> _WRITTEN EXERCISE_
Below are some records. Write out the lines from the one containing "Read the values" to the last line, word for word, leaving out pictures.

--- Begin DATASET EXCERPTS ---

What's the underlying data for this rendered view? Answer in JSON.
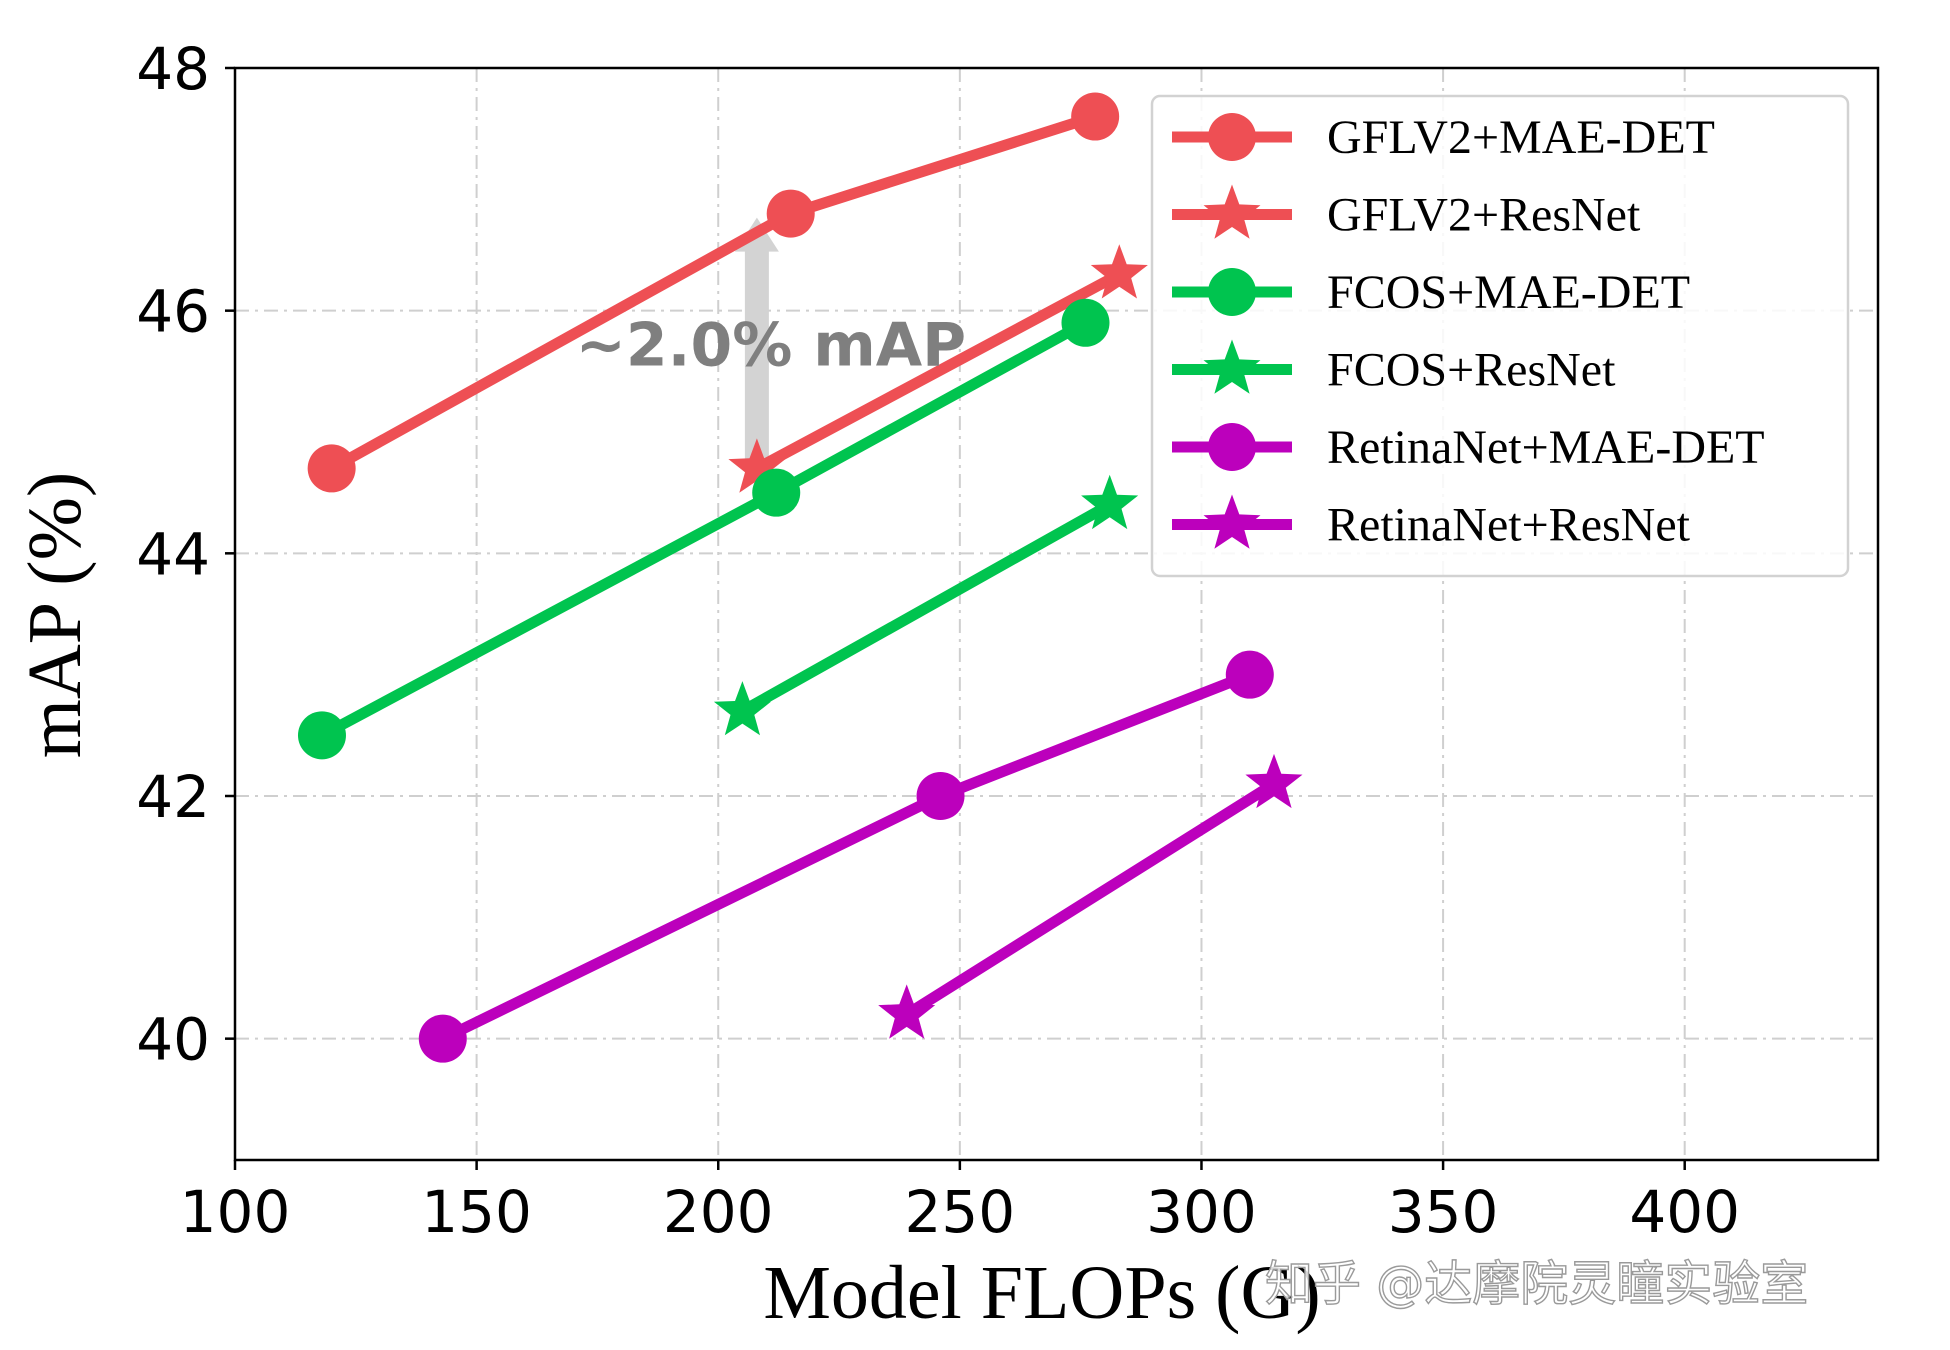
{
  "chart_data": {
    "type": "line",
    "title": "",
    "xlabel": "Model FLOPs (G)",
    "ylabel": "mAP (%)",
    "xlim": [
      100,
      440
    ],
    "ylim": [
      39,
      48
    ],
    "xticks": [
      100,
      150,
      200,
      250,
      300,
      350,
      400
    ],
    "yticks": [
      40,
      42,
      44,
      46,
      48
    ],
    "xtick_labels": [
      "100",
      "150",
      "200",
      "250",
      "300",
      "350",
      "400"
    ],
    "ytick_labels": [
      "40",
      "42",
      "44",
      "46",
      "48"
    ],
    "grid": true,
    "legend_position": "top-right",
    "series": [
      {
        "name": "GFLV2+MAE-DET",
        "color": "#ee4f54",
        "marker": "circle",
        "x": [
          120,
          215,
          278
        ],
        "y": [
          44.7,
          46.8,
          47.6
        ]
      },
      {
        "name": "GFLV2+ResNet",
        "color": "#ee4f54",
        "marker": "star",
        "x": [
          208,
          283
        ],
        "y": [
          44.7,
          46.3
        ]
      },
      {
        "name": "FCOS+MAE-DET",
        "color": "#00c44f",
        "marker": "circle",
        "x": [
          118,
          212,
          276
        ],
        "y": [
          42.5,
          44.5,
          45.9
        ]
      },
      {
        "name": "FCOS+ResNet",
        "color": "#00c44f",
        "marker": "star",
        "x": [
          205,
          281
        ],
        "y": [
          42.7,
          44.4
        ]
      },
      {
        "name": "RetinaNet+MAE-DET",
        "color": "#bc00bc",
        "marker": "circle",
        "x": [
          143,
          246,
          310
        ],
        "y": [
          40.0,
          42.0,
          43.0
        ]
      },
      {
        "name": "RetinaNet+ResNet",
        "color": "#bc00bc",
        "marker": "star",
        "x": [
          239,
          315
        ],
        "y": [
          40.2,
          42.1
        ]
      }
    ],
    "annotation": {
      "text": "~2.0% mAP",
      "x": 208,
      "y_from": 44.7,
      "y_to": 46.8,
      "color": "#d3d3d3"
    }
  },
  "watermark": "知乎 @达摩院灵瞳实验室"
}
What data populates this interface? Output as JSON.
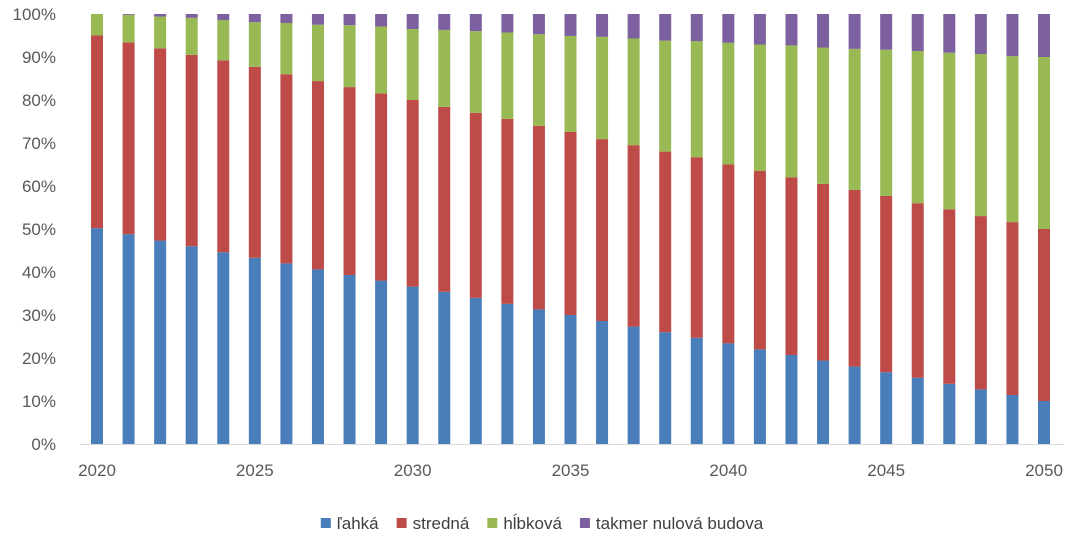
{
  "chart_data": {
    "type": "bar",
    "stacked": true,
    "percent": true,
    "title": "",
    "xlabel": "",
    "ylabel": "",
    "ylim": [
      0,
      100
    ],
    "y_tick_labels": [
      "0%",
      "10%",
      "20%",
      "30%",
      "40%",
      "50%",
      "60%",
      "70%",
      "80%",
      "90%",
      "100%"
    ],
    "x_tick_labels": [
      "2020",
      "2025",
      "2030",
      "2035",
      "2040",
      "2045",
      "2050"
    ],
    "x": [
      2020,
      2021,
      2022,
      2023,
      2024,
      2025,
      2026,
      2027,
      2028,
      2029,
      2030,
      2031,
      2032,
      2033,
      2034,
      2035,
      2036,
      2037,
      2038,
      2039,
      2040,
      2041,
      2042,
      2043,
      2044,
      2045,
      2046,
      2047,
      2048,
      2049,
      2050
    ],
    "legend_position": "bottom",
    "grid": false,
    "series": [
      {
        "name": "ľahká",
        "color": "#4a7ebb",
        "values": [
          50.2,
          48.8,
          47.3,
          46.0,
          44.6,
          43.3,
          42.0,
          40.6,
          39.3,
          38.0,
          36.6,
          35.4,
          34.0,
          32.6,
          31.3,
          30.0,
          28.6,
          27.3,
          26.0,
          24.7,
          23.4,
          22.0,
          20.7,
          19.4,
          18.0,
          16.7,
          15.4,
          14.0,
          12.7,
          11.4,
          10.0
        ]
      },
      {
        "name": "stredná",
        "color": "#be4b48",
        "values": [
          44.8,
          44.6,
          44.7,
          44.5,
          44.6,
          44.4,
          44.0,
          43.8,
          43.7,
          43.5,
          43.4,
          43.0,
          43.0,
          43.0,
          42.7,
          42.6,
          42.3,
          42.2,
          42.0,
          42.0,
          41.6,
          41.5,
          41.3,
          41.1,
          41.1,
          41.0,
          40.6,
          40.6,
          40.3,
          40.2,
          40.0
        ]
      },
      {
        "name": "hĺbková",
        "color": "#98b954",
        "values": [
          5.0,
          6.4,
          7.4,
          8.6,
          9.4,
          10.4,
          11.9,
          13.1,
          14.4,
          15.6,
          16.5,
          17.9,
          19.0,
          20.1,
          21.3,
          22.3,
          23.8,
          24.8,
          25.8,
          27.0,
          28.3,
          29.4,
          30.7,
          31.7,
          32.8,
          34.0,
          35.4,
          36.4,
          37.7,
          38.6,
          40.0
        ]
      },
      {
        "name": "takmer nulová budova",
        "color": "#7d60a0",
        "values": [
          0.0,
          0.2,
          0.6,
          0.9,
          1.4,
          1.9,
          2.1,
          2.5,
          2.6,
          2.9,
          3.5,
          3.7,
          4.0,
          4.3,
          4.7,
          5.1,
          5.3,
          5.7,
          6.2,
          6.3,
          6.7,
          7.1,
          7.3,
          7.8,
          8.1,
          8.3,
          8.6,
          9.0,
          9.3,
          9.8,
          10.0
        ]
      }
    ]
  }
}
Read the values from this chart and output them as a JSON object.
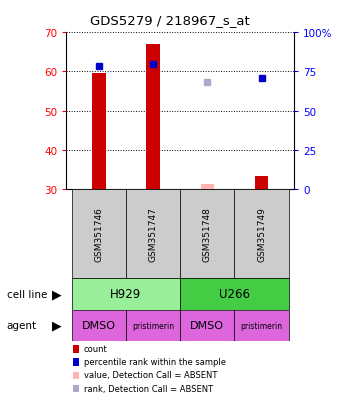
{
  "title": "GDS5279 / 218967_s_at",
  "samples": [
    "GSM351746",
    "GSM351747",
    "GSM351748",
    "GSM351749"
  ],
  "bar_values": [
    59.5,
    67.0,
    null,
    33.5
  ],
  "bar_values_absent": [
    null,
    null,
    31.5,
    null
  ],
  "rank_values": [
    78.5,
    80.0,
    null,
    71.0
  ],
  "rank_values_absent": [
    null,
    null,
    68.5,
    null
  ],
  "bar_color": "#cc0000",
  "bar_color_absent": "#ffb3b3",
  "rank_color": "#0000cc",
  "rank_color_absent": "#aaaacc",
  "ylim_left": [
    30,
    70
  ],
  "ylim_right": [
    0,
    100
  ],
  "yticks_left": [
    30,
    40,
    50,
    60,
    70
  ],
  "yticks_right": [
    0,
    25,
    50,
    75,
    100
  ],
  "samples_bg": "#cccccc",
  "cell_line_groups": [
    {
      "label": "H929",
      "start": 0,
      "end": 1,
      "color": "#99ee99"
    },
    {
      "label": "U266",
      "start": 2,
      "end": 3,
      "color": "#44cc44"
    }
  ],
  "agents": [
    "DMSO",
    "pristimerin",
    "DMSO",
    "pristimerin"
  ],
  "agent_color": "#dd66dd",
  "bar_width": 0.25,
  "legend_items": [
    {
      "color": "#cc0000",
      "label": "count"
    },
    {
      "color": "#0000cc",
      "label": "percentile rank within the sample"
    },
    {
      "color": "#ffb3b3",
      "label": "value, Detection Call = ABSENT"
    },
    {
      "color": "#aaaacc",
      "label": "rank, Detection Call = ABSENT"
    }
  ]
}
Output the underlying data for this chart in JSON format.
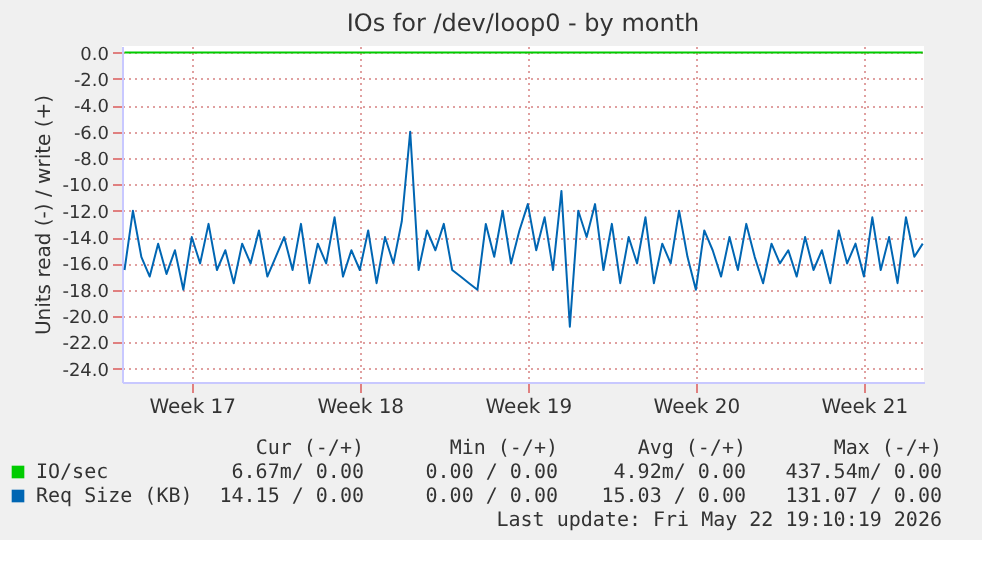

--- End DATASET EXCERPTS ---

> _ANSWER TO THIS PROBLEM_
Read the values from this chart and output them as a JSON object.
{
  "title": "GDS5279 / 218967_s_at",
  "samples": [
    "GSM351746",
    "GSM351747",
    "GSM351748",
    "GSM351749"
  ],
  "bar_values": [
    59.5,
    67.0,
    null,
    33.5
  ],
  "bar_values_absent": [
    null,
    null,
    31.5,
    null
  ],
  "rank_values": [
    78.5,
    80.0,
    null,
    71.0
  ],
  "rank_values_absent": [
    null,
    null,
    68.5,
    null
  ],
  "bar_color": "#cc0000",
  "bar_color_absent": "#ffb3b3",
  "rank_color": "#0000cc",
  "rank_color_absent": "#aaaacc",
  "ylim_left": [
    30,
    70
  ],
  "ylim_right": [
    0,
    100
  ],
  "yticks_left": [
    30,
    40,
    50,
    60,
    70
  ],
  "yticks_right": [
    0,
    25,
    50,
    75,
    100
  ],
  "samples_bg": "#cccccc",
  "cell_line_groups": [
    {
      "label": "H929",
      "start": 0,
      "end": 1,
      "color": "#99ee99"
    },
    {
      "label": "U266",
      "start": 2,
      "end": 3,
      "color": "#44cc44"
    }
  ],
  "agents": [
    "DMSO",
    "pristimerin",
    "DMSO",
    "pristimerin"
  ],
  "agent_color": "#dd66dd",
  "bar_width": 0.25,
  "legend_items": [
    {
      "color": "#cc0000",
      "label": "count"
    },
    {
      "color": "#0000cc",
      "label": "percentile rank within the sample"
    },
    {
      "color": "#ffb3b3",
      "label": "value, Detection Call = ABSENT"
    },
    {
      "color": "#aaaacc",
      "label": "rank, Detection Call = ABSENT"
    }
  ]
}
Output the underlying data for this chart in JSON format.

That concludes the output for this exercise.